-- start of Text --
I wonder where Tyshawn is today. He'll be 17 in July.
***
I graduated from UC Berkeley in
June of 2005 and moved to New York
City that same month with the dream to start a theater
company. By the end of that summer, not only had I not started a theater
company but I didn’t even have a job. I spent four painful, ego-shattering
months pounding the pavement and being confounded by the fact that a Bachelor’s
degree from one of the best universities in the country didn’t guarantee me
gainful employment. Needless to say, New
York City was not the city of bright lights and
theater dreams come true that I expected it to be.
After
nailing down a job at a non-profit sexual health organization and falling into
two production management gigs, I suffered from serious theater burn-out and subsequently
took a year off, wondering if I really wanted to pursue a career in the arts. By the spring of 2007, I had been at my dead-end
day job for a bit more than a year, making little money, and dealing with a
creative and moral depression that crippled me. On a suggestion, I decided to
pursue volunteering and discovered a music project for children, ages 6-14, at
a shelter on the Lower East Side . I had never
worked with or overseen children and was panicked that I’d feel steamrolled by
them. However, I figured that
volunteering twice a month wasn’t a very big time commitment, and I found
encouragement in the subject matter, music being another serious passion of
mine. It seemed a potentially ideal project, fulfilling a creative hunger I
hadn’t been able to satisfy since graduating.
My
first day as a volunteer, I met a nine-year-old boy named Tyshawn. I sat down
next to him and asked him his name, feeling slightly self-conscious and not really knowing what to expect. He was
enthusiastic and hilarious and we spent the day working together. We went
around the circle and told everyone our names and what our favorite kind of
music was, pairing it with a gesture and sound that indicated that music style.
When the project leader asked if anyone could recite each person’s name and repeat
each person’s gesture, Tyshawn didn’t volunteer. However, when we took a break,
he did it perfectly on his own.
The leader of the
project had been a musical theater student and injected each class with
opportunities for the children to be the centers of attention, to tap into
their creativity in a very accessible and non-threatening way. This became an
essential part of the project every week we gathered, and I continued to
enforce it when I became a co-leader of the project in June. We set a high
standard for participation in the class, asking our volunteers to work closely
with the children to create songs, dances, or poems that they rehearsed and
presented to the rest of the group.
-- end of Text --
Short exercise 1: Copy the records from their start through the line containing "jk-flipflop-part[interactable]: [305, 448, 334, 477]", replacing "interactable" with "clickable" and leaving everything else unchanged.
-- start of Supplied records --
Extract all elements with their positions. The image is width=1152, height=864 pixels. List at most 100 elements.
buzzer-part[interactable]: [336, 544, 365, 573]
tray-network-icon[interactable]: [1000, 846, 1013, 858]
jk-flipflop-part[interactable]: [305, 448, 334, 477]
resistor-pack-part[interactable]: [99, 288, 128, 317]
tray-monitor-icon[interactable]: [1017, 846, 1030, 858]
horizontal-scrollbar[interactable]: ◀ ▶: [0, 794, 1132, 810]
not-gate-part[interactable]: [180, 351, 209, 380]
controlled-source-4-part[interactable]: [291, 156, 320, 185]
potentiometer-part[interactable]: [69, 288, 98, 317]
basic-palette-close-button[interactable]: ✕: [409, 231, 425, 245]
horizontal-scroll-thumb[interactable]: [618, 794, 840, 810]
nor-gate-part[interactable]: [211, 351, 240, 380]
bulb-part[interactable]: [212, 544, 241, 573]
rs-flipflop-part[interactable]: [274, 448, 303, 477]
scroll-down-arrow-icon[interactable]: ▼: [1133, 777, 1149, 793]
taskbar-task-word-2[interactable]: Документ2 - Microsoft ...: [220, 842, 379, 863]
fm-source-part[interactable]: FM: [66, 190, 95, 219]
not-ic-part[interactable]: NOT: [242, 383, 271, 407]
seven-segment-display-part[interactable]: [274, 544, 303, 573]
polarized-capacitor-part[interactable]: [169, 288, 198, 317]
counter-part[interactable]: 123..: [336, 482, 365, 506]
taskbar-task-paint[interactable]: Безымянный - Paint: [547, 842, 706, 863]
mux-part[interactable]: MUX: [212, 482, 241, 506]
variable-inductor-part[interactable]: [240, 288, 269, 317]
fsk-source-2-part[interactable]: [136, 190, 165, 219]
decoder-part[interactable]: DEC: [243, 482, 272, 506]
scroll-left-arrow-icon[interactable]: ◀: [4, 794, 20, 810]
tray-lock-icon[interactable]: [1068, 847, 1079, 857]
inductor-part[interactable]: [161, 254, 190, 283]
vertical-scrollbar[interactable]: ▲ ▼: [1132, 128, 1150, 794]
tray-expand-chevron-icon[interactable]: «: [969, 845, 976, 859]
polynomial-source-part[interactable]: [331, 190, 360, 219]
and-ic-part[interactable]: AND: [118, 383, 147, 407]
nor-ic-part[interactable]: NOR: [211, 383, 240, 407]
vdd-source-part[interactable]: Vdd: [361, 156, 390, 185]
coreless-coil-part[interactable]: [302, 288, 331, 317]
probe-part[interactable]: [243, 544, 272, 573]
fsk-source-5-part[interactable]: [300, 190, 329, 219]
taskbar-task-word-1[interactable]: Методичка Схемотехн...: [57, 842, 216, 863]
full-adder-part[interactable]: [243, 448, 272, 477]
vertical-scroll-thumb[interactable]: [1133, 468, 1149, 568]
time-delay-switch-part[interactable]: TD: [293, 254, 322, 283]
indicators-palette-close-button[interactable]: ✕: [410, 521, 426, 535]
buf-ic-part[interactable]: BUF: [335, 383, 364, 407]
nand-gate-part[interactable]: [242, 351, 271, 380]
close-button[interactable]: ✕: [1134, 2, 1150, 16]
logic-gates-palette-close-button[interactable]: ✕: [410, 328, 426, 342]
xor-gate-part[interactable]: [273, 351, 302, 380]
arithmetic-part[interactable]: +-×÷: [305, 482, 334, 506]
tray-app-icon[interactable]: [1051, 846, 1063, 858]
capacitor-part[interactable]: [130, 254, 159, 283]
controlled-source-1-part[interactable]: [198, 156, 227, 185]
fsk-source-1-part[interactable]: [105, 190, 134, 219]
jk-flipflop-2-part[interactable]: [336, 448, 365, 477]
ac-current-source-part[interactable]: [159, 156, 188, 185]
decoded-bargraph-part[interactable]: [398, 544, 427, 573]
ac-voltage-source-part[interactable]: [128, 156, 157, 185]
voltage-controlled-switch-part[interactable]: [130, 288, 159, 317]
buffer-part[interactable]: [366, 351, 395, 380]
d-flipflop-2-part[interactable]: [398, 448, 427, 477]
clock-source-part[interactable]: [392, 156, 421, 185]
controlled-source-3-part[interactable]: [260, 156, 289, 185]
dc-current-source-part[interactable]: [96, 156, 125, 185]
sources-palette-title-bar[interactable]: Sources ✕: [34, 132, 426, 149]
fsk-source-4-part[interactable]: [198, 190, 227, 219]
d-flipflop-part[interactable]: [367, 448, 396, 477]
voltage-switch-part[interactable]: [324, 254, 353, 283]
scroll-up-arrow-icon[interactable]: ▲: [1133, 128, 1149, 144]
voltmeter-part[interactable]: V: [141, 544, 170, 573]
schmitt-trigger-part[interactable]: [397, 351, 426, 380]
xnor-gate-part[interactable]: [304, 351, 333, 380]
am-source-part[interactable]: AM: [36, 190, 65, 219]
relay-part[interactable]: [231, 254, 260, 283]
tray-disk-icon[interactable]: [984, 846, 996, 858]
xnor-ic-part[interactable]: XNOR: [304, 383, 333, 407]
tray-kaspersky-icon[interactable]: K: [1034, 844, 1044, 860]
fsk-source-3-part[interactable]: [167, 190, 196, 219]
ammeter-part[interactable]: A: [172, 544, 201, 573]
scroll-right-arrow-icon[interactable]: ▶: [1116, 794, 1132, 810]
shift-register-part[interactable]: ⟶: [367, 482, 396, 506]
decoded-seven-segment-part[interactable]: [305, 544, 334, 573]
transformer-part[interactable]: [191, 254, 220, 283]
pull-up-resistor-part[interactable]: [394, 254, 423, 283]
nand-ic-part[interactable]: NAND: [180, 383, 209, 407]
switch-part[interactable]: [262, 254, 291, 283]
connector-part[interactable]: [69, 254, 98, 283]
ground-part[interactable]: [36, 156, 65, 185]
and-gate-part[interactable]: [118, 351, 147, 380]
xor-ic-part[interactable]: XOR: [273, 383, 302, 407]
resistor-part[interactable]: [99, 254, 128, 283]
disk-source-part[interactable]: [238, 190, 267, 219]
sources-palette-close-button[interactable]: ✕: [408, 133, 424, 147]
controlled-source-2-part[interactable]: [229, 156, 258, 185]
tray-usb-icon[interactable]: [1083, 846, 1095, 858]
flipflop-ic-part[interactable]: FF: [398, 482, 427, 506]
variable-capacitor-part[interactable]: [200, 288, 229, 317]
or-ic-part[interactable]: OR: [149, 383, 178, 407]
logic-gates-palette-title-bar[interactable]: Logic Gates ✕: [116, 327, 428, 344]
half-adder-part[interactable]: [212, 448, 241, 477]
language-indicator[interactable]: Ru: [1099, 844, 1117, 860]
-- end of Supplied records --
Short exercise 2:
Answer these questions about the essay on volunteering with children:
(a) In what month and year did the writer graduate from UC Berkeley?
(b) How old was Tyshawn on the writer's first day as a volunteer?
(c) In which month did the writer become a co-leader of the project?

Written reply 1:
Extract all elements with their positions. The image is width=1152, height=864 pixels. List at most 100 elements.
buzzer-part[clickable]: [336, 544, 365, 573]
tray-network-icon[clickable]: [1000, 846, 1013, 858]
jk-flipflop-part[clickable]: [305, 448, 334, 477]

Written reply 2:
(a) June of 2005
(b) Nine
(c) June